━━ Entries shown

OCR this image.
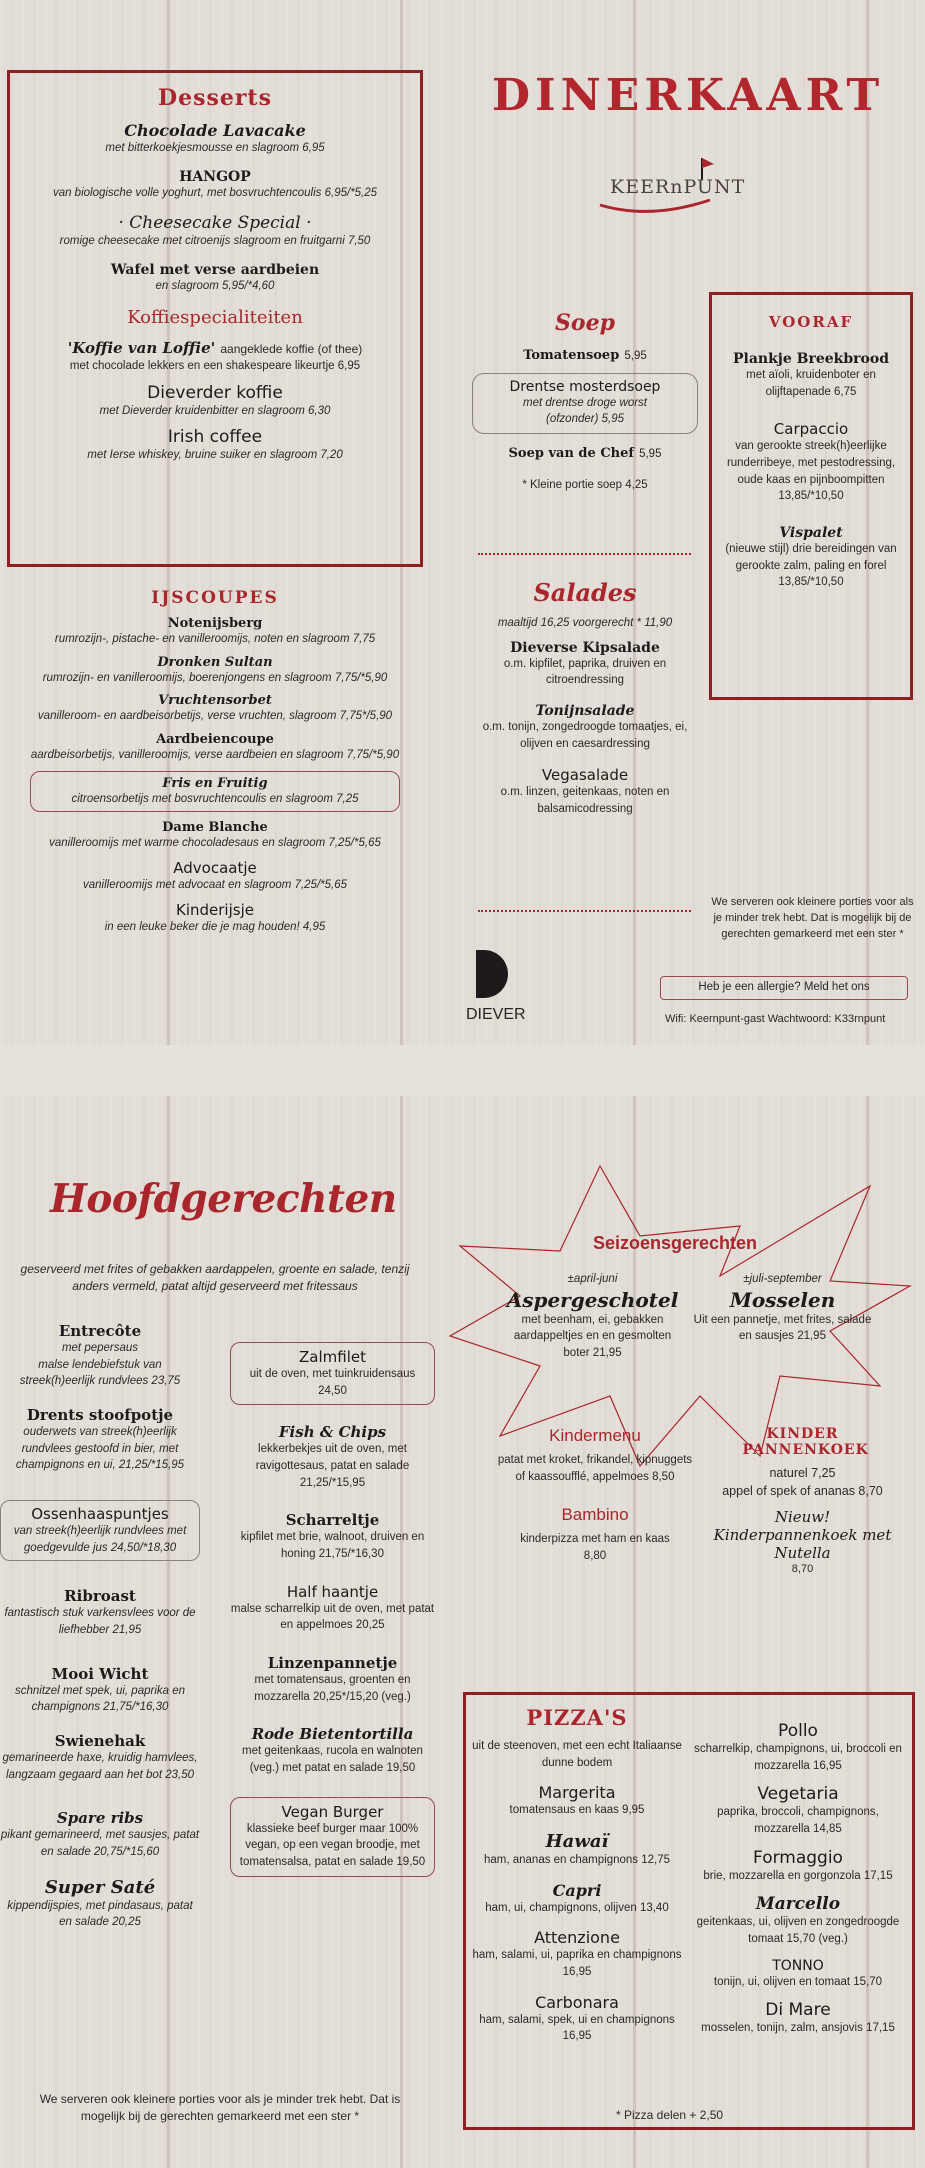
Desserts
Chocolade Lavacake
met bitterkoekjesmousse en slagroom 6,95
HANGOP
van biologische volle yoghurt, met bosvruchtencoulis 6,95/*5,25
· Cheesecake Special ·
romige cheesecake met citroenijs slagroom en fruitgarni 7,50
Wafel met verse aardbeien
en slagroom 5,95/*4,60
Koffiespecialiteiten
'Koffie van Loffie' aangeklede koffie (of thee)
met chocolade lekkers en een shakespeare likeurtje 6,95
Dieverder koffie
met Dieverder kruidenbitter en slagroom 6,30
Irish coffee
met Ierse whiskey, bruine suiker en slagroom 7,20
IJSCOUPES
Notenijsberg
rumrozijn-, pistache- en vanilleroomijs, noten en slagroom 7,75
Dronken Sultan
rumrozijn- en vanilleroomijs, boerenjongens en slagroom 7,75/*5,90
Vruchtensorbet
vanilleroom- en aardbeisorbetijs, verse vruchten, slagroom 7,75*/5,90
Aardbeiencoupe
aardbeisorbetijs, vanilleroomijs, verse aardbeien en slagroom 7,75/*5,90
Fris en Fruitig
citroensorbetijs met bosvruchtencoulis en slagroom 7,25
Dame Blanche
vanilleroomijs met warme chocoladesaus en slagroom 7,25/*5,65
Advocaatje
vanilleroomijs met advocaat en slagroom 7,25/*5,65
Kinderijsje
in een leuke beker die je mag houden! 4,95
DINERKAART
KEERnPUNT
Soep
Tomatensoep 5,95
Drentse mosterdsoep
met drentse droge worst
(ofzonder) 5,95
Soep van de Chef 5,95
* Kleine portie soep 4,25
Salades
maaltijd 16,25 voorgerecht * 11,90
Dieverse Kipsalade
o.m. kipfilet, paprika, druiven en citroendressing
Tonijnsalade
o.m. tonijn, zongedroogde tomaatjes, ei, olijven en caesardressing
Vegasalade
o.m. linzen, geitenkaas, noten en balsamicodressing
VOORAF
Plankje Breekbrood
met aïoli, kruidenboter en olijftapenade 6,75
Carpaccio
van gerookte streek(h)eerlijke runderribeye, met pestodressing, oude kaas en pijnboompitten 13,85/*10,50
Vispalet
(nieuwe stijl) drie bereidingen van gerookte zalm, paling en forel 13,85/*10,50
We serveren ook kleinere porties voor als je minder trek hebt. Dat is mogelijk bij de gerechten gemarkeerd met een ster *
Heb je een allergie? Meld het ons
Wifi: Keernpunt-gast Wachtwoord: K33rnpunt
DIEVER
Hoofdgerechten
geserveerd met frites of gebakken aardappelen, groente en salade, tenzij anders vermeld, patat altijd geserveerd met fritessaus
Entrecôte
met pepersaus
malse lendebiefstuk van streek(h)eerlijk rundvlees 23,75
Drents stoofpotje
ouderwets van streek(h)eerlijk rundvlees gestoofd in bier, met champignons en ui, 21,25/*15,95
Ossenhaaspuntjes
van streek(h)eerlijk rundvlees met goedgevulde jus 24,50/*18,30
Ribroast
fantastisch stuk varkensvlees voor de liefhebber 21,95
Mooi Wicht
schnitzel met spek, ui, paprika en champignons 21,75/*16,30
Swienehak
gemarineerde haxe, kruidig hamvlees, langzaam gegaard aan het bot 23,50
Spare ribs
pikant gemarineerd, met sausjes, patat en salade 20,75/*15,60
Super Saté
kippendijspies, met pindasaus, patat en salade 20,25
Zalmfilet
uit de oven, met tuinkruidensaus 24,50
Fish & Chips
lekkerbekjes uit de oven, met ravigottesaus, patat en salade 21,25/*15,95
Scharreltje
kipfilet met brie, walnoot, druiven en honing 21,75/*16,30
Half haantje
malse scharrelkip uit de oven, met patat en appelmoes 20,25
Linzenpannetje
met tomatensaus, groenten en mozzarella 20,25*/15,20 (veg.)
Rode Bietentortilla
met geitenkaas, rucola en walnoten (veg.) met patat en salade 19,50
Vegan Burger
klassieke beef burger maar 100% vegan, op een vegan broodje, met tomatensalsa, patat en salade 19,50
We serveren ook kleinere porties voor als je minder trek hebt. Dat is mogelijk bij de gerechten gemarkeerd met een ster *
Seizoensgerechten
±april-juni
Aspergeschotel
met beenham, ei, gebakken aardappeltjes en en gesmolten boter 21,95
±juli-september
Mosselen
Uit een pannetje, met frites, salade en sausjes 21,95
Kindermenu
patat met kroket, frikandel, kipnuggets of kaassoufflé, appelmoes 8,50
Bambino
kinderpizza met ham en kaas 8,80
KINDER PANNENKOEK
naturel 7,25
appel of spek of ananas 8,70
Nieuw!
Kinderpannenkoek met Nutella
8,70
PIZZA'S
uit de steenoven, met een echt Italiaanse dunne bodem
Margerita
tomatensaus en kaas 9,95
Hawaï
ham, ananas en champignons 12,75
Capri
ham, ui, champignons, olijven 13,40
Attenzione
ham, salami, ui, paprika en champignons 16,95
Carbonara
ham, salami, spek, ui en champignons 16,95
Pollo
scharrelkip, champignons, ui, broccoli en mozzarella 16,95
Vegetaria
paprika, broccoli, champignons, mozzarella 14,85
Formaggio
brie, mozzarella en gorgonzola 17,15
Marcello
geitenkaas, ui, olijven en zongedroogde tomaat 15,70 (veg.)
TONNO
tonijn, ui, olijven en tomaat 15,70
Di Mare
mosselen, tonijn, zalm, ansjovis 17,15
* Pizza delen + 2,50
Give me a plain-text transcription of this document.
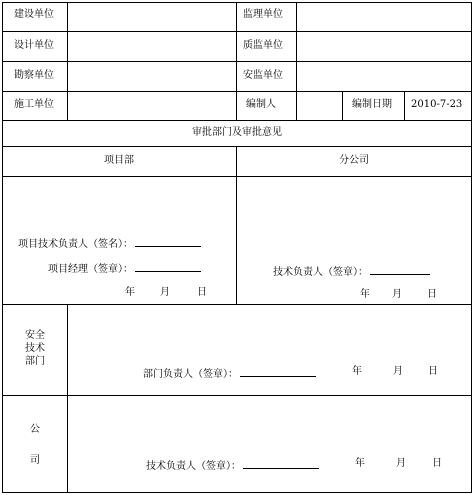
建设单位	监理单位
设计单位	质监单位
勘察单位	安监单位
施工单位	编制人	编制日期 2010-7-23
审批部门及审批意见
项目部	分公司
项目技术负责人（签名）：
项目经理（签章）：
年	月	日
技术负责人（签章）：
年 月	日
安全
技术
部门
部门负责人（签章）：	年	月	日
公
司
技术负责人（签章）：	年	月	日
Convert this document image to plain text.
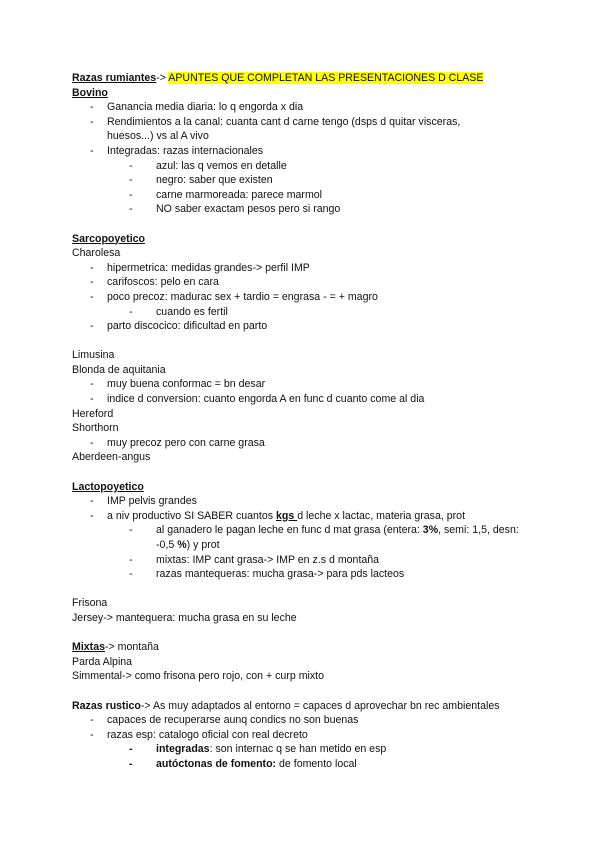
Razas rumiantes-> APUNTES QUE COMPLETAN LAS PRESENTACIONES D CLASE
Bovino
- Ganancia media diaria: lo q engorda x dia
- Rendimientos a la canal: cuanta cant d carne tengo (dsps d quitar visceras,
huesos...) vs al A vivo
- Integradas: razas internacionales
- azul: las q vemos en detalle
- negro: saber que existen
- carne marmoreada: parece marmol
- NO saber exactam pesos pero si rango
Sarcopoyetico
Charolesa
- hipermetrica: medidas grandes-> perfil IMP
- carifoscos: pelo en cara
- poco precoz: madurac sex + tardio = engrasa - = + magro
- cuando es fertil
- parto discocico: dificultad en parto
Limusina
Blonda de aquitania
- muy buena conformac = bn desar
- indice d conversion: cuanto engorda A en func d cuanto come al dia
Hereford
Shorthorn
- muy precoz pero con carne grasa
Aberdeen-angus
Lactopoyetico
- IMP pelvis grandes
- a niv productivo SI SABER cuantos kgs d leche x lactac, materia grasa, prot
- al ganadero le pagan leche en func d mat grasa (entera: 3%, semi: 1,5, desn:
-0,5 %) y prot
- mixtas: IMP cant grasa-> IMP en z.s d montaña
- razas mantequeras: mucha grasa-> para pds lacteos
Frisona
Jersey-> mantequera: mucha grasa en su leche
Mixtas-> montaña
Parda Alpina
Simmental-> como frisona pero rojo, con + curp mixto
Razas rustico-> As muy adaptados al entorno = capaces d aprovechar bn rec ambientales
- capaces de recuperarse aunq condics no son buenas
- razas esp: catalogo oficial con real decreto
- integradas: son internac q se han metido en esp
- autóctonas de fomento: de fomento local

━━━━

● **Request**
Copy all of the entries verbatim, leaving out any pictures they contain.

● **Solution to the problem**
OCR this image.
Desserts
Chocolade Lavacake
met bitterkoekjesmousse en slagroom 6,95
HANGOP
van biologische volle yoghurt, met bosvruchtencoulis 6,95/*5,25
· Cheesecake Special ·
romige cheesecake met citroenijs slagroom en fruitgarni 7,50
Wafel met verse aardbeien
en slagroom 5,95/*4,60
Koffiespecialiteiten
'Koffie van Loffie' aangeklede koffie (of thee)
met chocolade lekkers en een shakespeare likeurtje 6,95
Dieverder koffie
met Dieverder kruidenbitter en slagroom 6,30
Irish coffee
met Ierse whiskey, bruine suiker en slagroom 7,20
IJSCOUPES
Notenijsberg
rumrozijn-, pistache- en vanilleroomijs, noten en slagroom 7,75
Dronken Sultan
rumrozijn- en vanilleroomijs, boerenjongens en slagroom 7,75/*5,90
Vruchtensorbet
vanilleroom- en aardbeisorbetijs, verse vruchten, slagroom 7,75*/5,90
Aardbeiencoupe
aardbeisorbetijs, vanilleroomijs, verse aardbeien en slagroom 7,75/*5,90
Fris en Fruitig
citroensorbetijs met bosvruchtencoulis en slagroom 7,25
Dame Blanche
vanilleroomijs met warme chocoladesaus en slagroom 7,25/*5,65
Advocaatje
vanilleroomijs met advocaat en slagroom 7,25/*5,65
Kinderijsje
in een leuke beker die je mag houden! 4,95
DINERKAART
KEERnPUNT
Soep
Tomatensoep 5,95
Drentse mosterdsoep
met drentse droge worst
(ofzonder) 5,95
Soep van de Chef 5,95
* Kleine portie soep 4,25
Salades
maaltijd 16,25 voorgerecht * 11,90
Dieverse Kipsalade
o.m. kipfilet, paprika, druiven en citroendressing
Tonijnsalade
o.m. tonijn, zongedroogde tomaatjes, ei, olijven en caesardressing
Vegasalade
o.m. linzen, geitenkaas, noten en balsamicodressing
VOORAF
Plankje Breekbrood
met aïoli, kruidenboter en olijftapenade 6,75
Carpaccio
van gerookte streek(h)eerlijke runderribeye, met pestodressing, oude kaas en pijnboompitten 13,85/*10,50
Vispalet
(nieuwe stijl) drie bereidingen van gerookte zalm, paling en forel 13,85/*10,50
We serveren ook kleinere porties voor als je minder trek hebt. Dat is mogelijk bij de gerechten gemarkeerd met een ster *
Heb je een allergie? Meld het ons
Wifi: Keernpunt-gast Wachtwoord: K33rnpunt
DIEVER
Hoofdgerechten
geserveerd met frites of gebakken aardappelen, groente en salade, tenzij anders vermeld, patat altijd geserveerd met fritessaus
Entrecôte
met pepersaus
malse lendebiefstuk van streek(h)eerlijk rundvlees 23,75
Drents stoofpotje
ouderwets van streek(h)eerlijk rundvlees gestoofd in bier, met champignons en ui, 21,25/*15,95
Ossenhaaspuntjes
van streek(h)eerlijk rundvlees met goedgevulde jus 24,50/*18,30
Ribroast
fantastisch stuk varkensvlees voor de liefhebber 21,95
Mooi Wicht
schnitzel met spek, ui, paprika en champignons 21,75/*16,30
Swienehak
gemarineerde haxe, kruidig hamvlees, langzaam gegaard aan het bot 23,50
Spare ribs
pikant gemarineerd, met sausjes, patat en salade 20,75/*15,60
Super Saté
kippendijspies, met pindasaus, patat en salade 20,25
Zalmfilet
uit de oven, met tuinkruidensaus 24,50
Fish & Chips
lekkerbekjes uit de oven, met ravigottesaus, patat en salade 21,25/*15,95
Scharreltje
kipfilet met brie, walnoot, druiven en honing 21,75/*16,30
Half haantje
malse scharrelkip uit de oven, met patat en appelmoes 20,25
Linzenpannetje
met tomatensaus, groenten en mozzarella 20,25*/15,20 (veg.)
Rode Bietentortilla
met geitenkaas, rucola en walnoten (veg.) met patat en salade 19,50
Vegan Burger
klassieke beef burger maar 100% vegan, op een vegan broodje, met tomatensalsa, patat en salade 19,50
We serveren ook kleinere porties voor als je minder trek hebt. Dat is mogelijk bij de gerechten gemarkeerd met een ster *
Seizoensgerechten
±april-juni
Aspergeschotel
met beenham, ei, gebakken aardappeltjes en en gesmolten boter 21,95
±juli-september
Mosselen
Uit een pannetje, met frites, salade en sausjes 21,95
Kindermenu
patat met kroket, frikandel, kipnuggets of kaassoufflé, appelmoes 8,50
Bambino
kinderpizza met ham en kaas 8,80
KINDER PANNENKOEK
naturel 7,25
appel of spek of ananas 8,70
Nieuw!
Kinderpannenkoek met Nutella
8,70
PIZZA'S
uit de steenoven, met een echt Italiaanse dunne bodem
Margerita
tomatensaus en kaas 9,95
Hawaï
ham, ananas en champignons 12,75
Capri
ham, ui, champignons, olijven 13,40
Attenzione
ham, salami, ui, paprika en champignons 16,95
Carbonara
ham, salami, spek, ui en champignons 16,95
Pollo
scharrelkip, champignons, ui, broccoli en mozzarella 16,95
Vegetaria
paprika, broccoli, champignons, mozzarella 14,85
Formaggio
brie, mozzarella en gorgonzola 17,15
Marcello
geitenkaas, ui, olijven en zongedroogde tomaat 15,70 (veg.)
TONNO
tonijn, ui, olijven en tomaat 15,70
Di Mare
mosselen, tonijn, zalm, ansjovis 17,15
* Pizza delen + 2,50
Give me a plain-text transcription of this document.
建设单位	监理单位
设计单位	质监单位
勘察单位	安监单位
施工单位	编制人	编制日期 2010-7-23
审批部门及审批意见
项目部	分公司
项目技术负责人（签名）：
项目经理（签章）：
年	月	日
技术负责人（签章）：
年 月	日
安全
技术
部门
部门负责人（签章）：	年	月	日
公
司
技术负责人（签章）：	年	月	日
Convert this document image to plain text.
Razas rumiantes-> APUNTES QUE COMPLETAN LAS PRESENTACIONES D CLASE
Bovino
- Ganancia media diaria: lo q engorda x dia
- Rendimientos a la canal: cuanta cant d carne tengo (dsps d quitar visceras,
huesos...) vs al A vivo
- Integradas: razas internacionales
- azul: las q vemos en detalle
- negro: saber que existen
- carne marmoreada: parece marmol
- NO saber exactam pesos pero si rango
Sarcopoyetico
Charolesa
- hipermetrica: medidas grandes-> perfil IMP
- carifoscos: pelo en cara
- poco precoz: madurac sex + tardio = engrasa - = + magro
- cuando es fertil
- parto discocico: dificultad en parto
Limusina
Blonda de aquitania
- muy buena conformac = bn desar
- indice d conversion: cuanto engorda A en func d cuanto come al dia
Hereford
Shorthorn
- muy precoz pero con carne grasa
Aberdeen-angus
Lactopoyetico
- IMP pelvis grandes
- a niv productivo SI SABER cuantos kgs d leche x lactac, materia grasa, prot
- al ganadero le pagan leche en func d mat grasa (entera: 3%, semi: 1,5, desn:
-0,5 %) y prot
- mixtas: IMP cant grasa-> IMP en z.s d montaña
- razas mantequeras: mucha grasa-> para pds lacteos
Frisona
Jersey-> mantequera: mucha grasa en su leche
Mixtas-> montaña
Parda Alpina
Simmental-> como frisona pero rojo, con + curp mixto
Razas rustico-> As muy adaptados al entorno = capaces d aprovechar bn rec ambientales
- capaces de recuperarse aunq condics no son buenas
- razas esp: catalogo oficial con real decreto
- integradas: son internac q se han metido en esp
- autóctonas de fomento: de fomento local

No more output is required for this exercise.